• [Entries shown]:
○ ○ ○ ○
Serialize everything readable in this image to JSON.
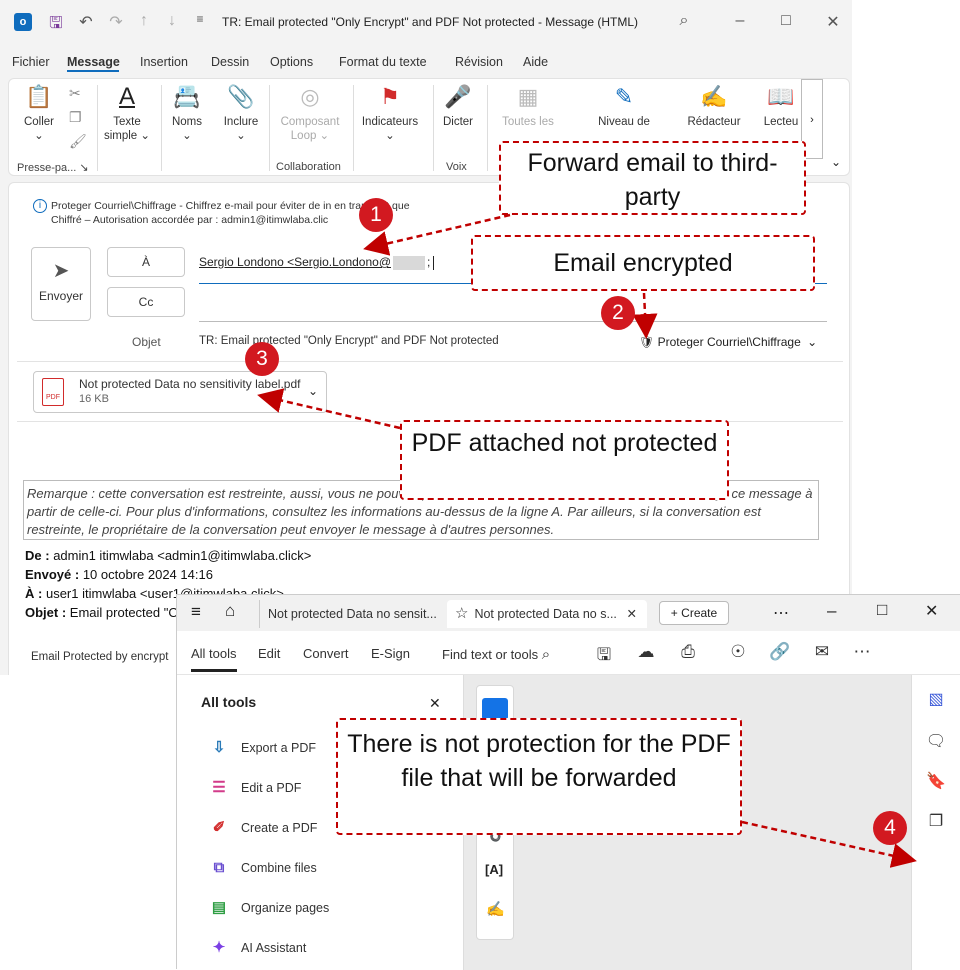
{
  "outlook": {
    "title": "TR: Email protected \"Only Encrypt\" and PDF Not protected  -  Message (HTML)",
    "menu": [
      "Fichier",
      "Message",
      "Insertion",
      "Dessin",
      "Options",
      "Format du texte",
      "Révision",
      "Aide"
    ],
    "ribbon": {
      "coller": "Coller",
      "texte": "Texte",
      "simple": "simple ⌄",
      "noms": "Noms",
      "inclure": "Inclure",
      "composant": "Composant",
      "loop": "Loop ⌄",
      "indicateurs": "Indicateurs",
      "dicter": "Dicter",
      "toutes": "Toutes les",
      "niveau": "Niveau de",
      "redacteur": "Rédacteur",
      "lecteur": "Lecteu",
      "grp_presse": "Presse-pa...",
      "grp_collab": "Collaboration",
      "grp_voix": "Voix"
    },
    "banner_line1": "Proteger Courriel\\Chiffrage - Chiffrez e-mail pour éviter de in",
    "banner_line1b": "en transit et que",
    "banner_line2": "Chiffré – Autorisation accordée par : admin1@itimwlaba.clic",
    "send_label": "Envoyer",
    "to_label": "À",
    "cc_label": "Cc",
    "to_value": "Sergio Londono <Sergio.Londono@",
    "to_suffix": ";",
    "subject_label": "Objet",
    "subject_value": "TR: Email protected \"Only Encrypt\" and PDF Not protected",
    "sensitivity_label": "Proteger Courriel\\Chiffrage",
    "attachment_name": "Not protected Data no sensitivity label.pdf",
    "attachment_size": "16 KB",
    "attachment_icon": "PDF",
    "note_text": "Remarque : cette conversation est restreinte, aussi, vous ne pouvez pas la transférer sans autorisation. Si vous avez reçu ce message à partir de celle-ci. Pour plus d'informations, consultez les informations au-dessus de la ligne A. Par ailleurs, si la conversation est restreinte, le propriétaire de la conversation peut envoyer le message à d'autres personnes.",
    "from_label": "De :",
    "from_value": "admin1 itimwlaba <admin1@itimwlaba.click>",
    "sent_label": "Envoyé :",
    "sent_value": "10 octobre 2024 14:16",
    "to2_label": "À :",
    "to2_value": "user1 itimwlaba <user1@itimwlaba.click>",
    "subj2_label": "Objet :",
    "subj2_value": "Email protected \"O",
    "body_text": "Email Protected by encrypt"
  },
  "acrobat": {
    "tab1": "Not protected Data no sensit...",
    "tab2": "Not protected Data no s...",
    "create": "Create",
    "toolbar": [
      "All tools",
      "Edit",
      "Convert",
      "E-Sign"
    ],
    "find": "Find text or tools",
    "panel_title": "All tools",
    "tools": [
      {
        "label": "Export a PDF",
        "icon": "export-pdf-icon",
        "color": "#2a7ab8"
      },
      {
        "label": "Edit a PDF",
        "icon": "edit-pdf-icon",
        "color": "#d23b8a"
      },
      {
        "label": "Create a PDF",
        "icon": "create-pdf-icon",
        "color": "#d22d2d"
      },
      {
        "label": "Combine files",
        "icon": "combine-files-icon",
        "color": "#6a4fd0"
      },
      {
        "label": "Organize pages",
        "icon": "organize-pages-icon",
        "color": "#2f9e44"
      },
      {
        "label": "AI Assistant",
        "icon": "ai-assistant-icon",
        "color": "#7b3fe4"
      }
    ]
  },
  "callouts": {
    "c1": "Forward email to third-party",
    "c2": "Email encrypted",
    "c3": "PDF attached not protected",
    "c4": "There is not protection for the PDF file that will be forwarded"
  },
  "badges": [
    "1",
    "2",
    "3",
    "4"
  ],
  "colors": {
    "accent_red": "#c00000",
    "badge_red": "#d21920",
    "outlook_blue": "#0f6cbd"
  }
}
○ ○ ○ ○
Copy every record above exactly, leaving out any pictures.

• [Result of the exercise]:
Serialize everything readable in this image to JSON.
{
  "outlook": {
    "title": "TR: Email protected \"Only Encrypt\" and PDF Not protected  -  Message (HTML)",
    "menu": [
      "Fichier",
      "Message",
      "Insertion",
      "Dessin",
      "Options",
      "Format du texte",
      "Révision",
      "Aide"
    ],
    "ribbon": {
      "coller": "Coller",
      "texte": "Texte",
      "simple": "simple ⌄",
      "noms": "Noms",
      "inclure": "Inclure",
      "composant": "Composant",
      "loop": "Loop ⌄",
      "indicateurs": "Indicateurs",
      "dicter": "Dicter",
      "toutes": "Toutes les",
      "niveau": "Niveau de",
      "redacteur": "Rédacteur",
      "lecteur": "Lecteu",
      "grp_presse": "Presse-pa...",
      "grp_collab": "Collaboration",
      "grp_voix": "Voix"
    },
    "banner_line1": "Proteger Courriel\\Chiffrage - Chiffrez e-mail pour éviter de in",
    "banner_line1b": "en transit et que",
    "banner_line2": "Chiffré – Autorisation accordée par : admin1@itimwlaba.clic",
    "send_label": "Envoyer",
    "to_label": "À",
    "cc_label": "Cc",
    "to_value": "Sergio Londono <Sergio.Londono@",
    "to_suffix": ";",
    "subject_label": "Objet",
    "subject_value": "TR: Email protected \"Only Encrypt\" and PDF Not protected",
    "sensitivity_label": "Proteger Courriel\\Chiffrage",
    "attachment_name": "Not protected Data no sensitivity label.pdf",
    "attachment_size": "16 KB",
    "attachment_icon": "PDF",
    "note_text": "Remarque : cette conversation est restreinte, aussi, vous ne pouvez pas la transférer sans autorisation. Si vous avez reçu ce message à partir de celle-ci. Pour plus d'informations, consultez les informations au-dessus de la ligne A. Par ailleurs, si la conversation est restreinte, le propriétaire de la conversation peut envoyer le message à d'autres personnes.",
    "from_label": "De :",
    "from_value": "admin1 itimwlaba <admin1@itimwlaba.click>",
    "sent_label": "Envoyé :",
    "sent_value": "10 octobre 2024 14:16",
    "to2_label": "À :",
    "to2_value": "user1 itimwlaba <user1@itimwlaba.click>",
    "subj2_label": "Objet :",
    "subj2_value": "Email protected \"O",
    "body_text": "Email Protected by encrypt"
  },
  "acrobat": {
    "tab1": "Not protected Data no sensit...",
    "tab2": "Not protected Data no s...",
    "create": "Create",
    "toolbar": [
      "All tools",
      "Edit",
      "Convert",
      "E-Sign"
    ],
    "find": "Find text or tools",
    "panel_title": "All tools",
    "tools": [
      {
        "label": "Export a PDF",
        "icon": "export-pdf-icon",
        "color": "#2a7ab8"
      },
      {
        "label": "Edit a PDF",
        "icon": "edit-pdf-icon",
        "color": "#d23b8a"
      },
      {
        "label": "Create a PDF",
        "icon": "create-pdf-icon",
        "color": "#d22d2d"
      },
      {
        "label": "Combine files",
        "icon": "combine-files-icon",
        "color": "#6a4fd0"
      },
      {
        "label": "Organize pages",
        "icon": "organize-pages-icon",
        "color": "#2f9e44"
      },
      {
        "label": "AI Assistant",
        "icon": "ai-assistant-icon",
        "color": "#7b3fe4"
      }
    ]
  },
  "callouts": {
    "c1": "Forward email to third-party",
    "c2": "Email encrypted",
    "c3": "PDF attached not protected",
    "c4": "There is not protection for the PDF file that will be forwarded"
  },
  "badges": [
    "1",
    "2",
    "3",
    "4"
  ],
  "colors": {
    "accent_red": "#c00000",
    "badge_red": "#d21920",
    "outlook_blue": "#0f6cbd"
  }
}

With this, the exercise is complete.